====== DATA LISTING ======

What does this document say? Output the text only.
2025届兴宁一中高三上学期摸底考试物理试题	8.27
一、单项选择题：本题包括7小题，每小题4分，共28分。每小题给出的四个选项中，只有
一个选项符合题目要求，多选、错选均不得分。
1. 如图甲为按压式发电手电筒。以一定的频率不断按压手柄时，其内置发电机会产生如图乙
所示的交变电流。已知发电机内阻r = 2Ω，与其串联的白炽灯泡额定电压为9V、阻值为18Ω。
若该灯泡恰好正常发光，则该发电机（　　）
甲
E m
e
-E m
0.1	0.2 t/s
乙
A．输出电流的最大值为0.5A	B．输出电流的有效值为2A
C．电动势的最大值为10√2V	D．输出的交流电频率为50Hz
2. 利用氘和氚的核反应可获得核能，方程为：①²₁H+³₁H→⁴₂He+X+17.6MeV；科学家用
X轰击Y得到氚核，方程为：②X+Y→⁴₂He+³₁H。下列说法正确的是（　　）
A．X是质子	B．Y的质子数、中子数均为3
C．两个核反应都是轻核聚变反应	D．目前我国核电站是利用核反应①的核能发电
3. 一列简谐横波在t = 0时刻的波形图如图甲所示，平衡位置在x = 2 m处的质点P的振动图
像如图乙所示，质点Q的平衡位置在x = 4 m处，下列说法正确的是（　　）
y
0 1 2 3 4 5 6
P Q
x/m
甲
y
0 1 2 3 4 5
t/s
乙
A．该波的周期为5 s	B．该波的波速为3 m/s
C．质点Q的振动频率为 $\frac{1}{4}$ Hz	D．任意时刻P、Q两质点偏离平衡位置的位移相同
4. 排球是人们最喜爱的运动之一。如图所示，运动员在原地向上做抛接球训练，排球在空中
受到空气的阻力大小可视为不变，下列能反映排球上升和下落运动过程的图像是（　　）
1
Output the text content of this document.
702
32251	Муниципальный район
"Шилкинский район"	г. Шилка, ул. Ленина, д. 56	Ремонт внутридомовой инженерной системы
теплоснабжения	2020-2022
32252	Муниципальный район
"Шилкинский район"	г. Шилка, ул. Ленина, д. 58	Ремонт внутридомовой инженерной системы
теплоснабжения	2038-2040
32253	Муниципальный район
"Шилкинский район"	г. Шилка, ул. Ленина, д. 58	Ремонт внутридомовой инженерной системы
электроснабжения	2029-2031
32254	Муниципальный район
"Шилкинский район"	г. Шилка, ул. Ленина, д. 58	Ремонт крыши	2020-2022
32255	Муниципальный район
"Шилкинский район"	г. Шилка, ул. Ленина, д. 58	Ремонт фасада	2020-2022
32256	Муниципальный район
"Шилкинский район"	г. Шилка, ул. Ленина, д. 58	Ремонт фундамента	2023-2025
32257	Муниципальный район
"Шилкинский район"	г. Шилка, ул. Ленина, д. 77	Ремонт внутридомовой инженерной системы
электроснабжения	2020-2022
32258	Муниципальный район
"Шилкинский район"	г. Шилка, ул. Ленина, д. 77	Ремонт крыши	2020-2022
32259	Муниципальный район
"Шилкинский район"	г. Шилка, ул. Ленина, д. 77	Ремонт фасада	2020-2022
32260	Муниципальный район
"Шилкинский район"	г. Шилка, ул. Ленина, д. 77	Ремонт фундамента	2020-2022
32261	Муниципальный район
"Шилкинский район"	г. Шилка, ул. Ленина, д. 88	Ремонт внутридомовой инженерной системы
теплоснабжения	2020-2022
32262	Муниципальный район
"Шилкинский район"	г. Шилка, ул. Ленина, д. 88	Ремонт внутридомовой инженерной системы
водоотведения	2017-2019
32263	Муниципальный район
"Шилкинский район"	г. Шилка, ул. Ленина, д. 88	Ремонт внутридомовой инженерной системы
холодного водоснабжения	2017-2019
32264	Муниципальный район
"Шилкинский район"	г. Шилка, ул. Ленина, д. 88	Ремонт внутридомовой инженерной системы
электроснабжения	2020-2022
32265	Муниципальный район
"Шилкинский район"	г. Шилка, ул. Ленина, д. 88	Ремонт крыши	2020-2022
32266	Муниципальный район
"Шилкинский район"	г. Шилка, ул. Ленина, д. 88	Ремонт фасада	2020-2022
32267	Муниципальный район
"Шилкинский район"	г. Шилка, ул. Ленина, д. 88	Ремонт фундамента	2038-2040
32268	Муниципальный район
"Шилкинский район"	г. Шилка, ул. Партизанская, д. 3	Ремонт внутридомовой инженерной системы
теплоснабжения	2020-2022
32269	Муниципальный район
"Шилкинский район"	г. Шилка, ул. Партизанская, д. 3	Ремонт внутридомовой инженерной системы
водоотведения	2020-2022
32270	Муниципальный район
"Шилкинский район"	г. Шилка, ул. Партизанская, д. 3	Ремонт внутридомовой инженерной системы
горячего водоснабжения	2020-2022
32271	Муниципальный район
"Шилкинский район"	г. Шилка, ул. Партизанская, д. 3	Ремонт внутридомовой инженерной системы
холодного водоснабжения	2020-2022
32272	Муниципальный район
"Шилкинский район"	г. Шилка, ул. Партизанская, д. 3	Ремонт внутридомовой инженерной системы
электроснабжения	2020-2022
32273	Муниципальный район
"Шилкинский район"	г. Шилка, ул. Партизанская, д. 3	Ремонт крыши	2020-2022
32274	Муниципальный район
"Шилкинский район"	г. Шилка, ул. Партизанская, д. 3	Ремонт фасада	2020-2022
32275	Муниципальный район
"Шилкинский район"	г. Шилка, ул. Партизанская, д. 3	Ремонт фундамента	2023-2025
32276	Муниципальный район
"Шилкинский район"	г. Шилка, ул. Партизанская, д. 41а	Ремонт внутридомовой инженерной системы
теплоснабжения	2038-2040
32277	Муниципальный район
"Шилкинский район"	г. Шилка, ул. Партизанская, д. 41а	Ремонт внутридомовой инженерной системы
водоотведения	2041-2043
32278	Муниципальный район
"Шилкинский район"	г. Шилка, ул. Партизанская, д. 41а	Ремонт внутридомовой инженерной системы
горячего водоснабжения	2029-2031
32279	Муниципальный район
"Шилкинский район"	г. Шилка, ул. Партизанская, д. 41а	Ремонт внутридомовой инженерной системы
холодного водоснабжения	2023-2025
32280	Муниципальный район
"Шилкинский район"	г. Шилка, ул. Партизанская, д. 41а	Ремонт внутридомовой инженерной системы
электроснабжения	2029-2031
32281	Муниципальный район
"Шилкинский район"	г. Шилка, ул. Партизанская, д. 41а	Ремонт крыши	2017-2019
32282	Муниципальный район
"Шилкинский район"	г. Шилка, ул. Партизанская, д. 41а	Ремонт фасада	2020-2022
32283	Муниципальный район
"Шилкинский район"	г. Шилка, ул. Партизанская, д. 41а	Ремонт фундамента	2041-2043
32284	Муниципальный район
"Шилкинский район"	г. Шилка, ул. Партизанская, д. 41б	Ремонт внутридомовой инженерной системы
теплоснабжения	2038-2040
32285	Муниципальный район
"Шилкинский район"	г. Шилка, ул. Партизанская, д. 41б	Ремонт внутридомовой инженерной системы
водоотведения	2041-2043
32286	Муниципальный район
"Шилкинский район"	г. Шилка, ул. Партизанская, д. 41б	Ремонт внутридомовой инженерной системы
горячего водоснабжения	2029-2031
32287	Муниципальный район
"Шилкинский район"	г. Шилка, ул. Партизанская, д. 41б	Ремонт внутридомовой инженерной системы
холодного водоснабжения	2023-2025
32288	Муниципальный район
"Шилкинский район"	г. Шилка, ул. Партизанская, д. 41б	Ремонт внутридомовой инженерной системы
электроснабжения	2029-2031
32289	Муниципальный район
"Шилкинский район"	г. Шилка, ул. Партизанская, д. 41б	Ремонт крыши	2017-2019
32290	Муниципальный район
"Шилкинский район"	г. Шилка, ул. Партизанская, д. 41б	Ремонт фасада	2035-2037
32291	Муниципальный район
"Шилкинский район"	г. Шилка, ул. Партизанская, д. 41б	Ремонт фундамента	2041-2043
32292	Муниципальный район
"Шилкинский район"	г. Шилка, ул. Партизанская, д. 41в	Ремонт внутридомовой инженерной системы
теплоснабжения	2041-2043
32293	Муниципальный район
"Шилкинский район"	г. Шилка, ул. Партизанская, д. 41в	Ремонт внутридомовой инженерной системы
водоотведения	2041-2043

======

Every line above that contains the word "this" should be reported.

--- WRITTEN REPLY ---
What does this document say? Output the text only.
Output the text content of this document.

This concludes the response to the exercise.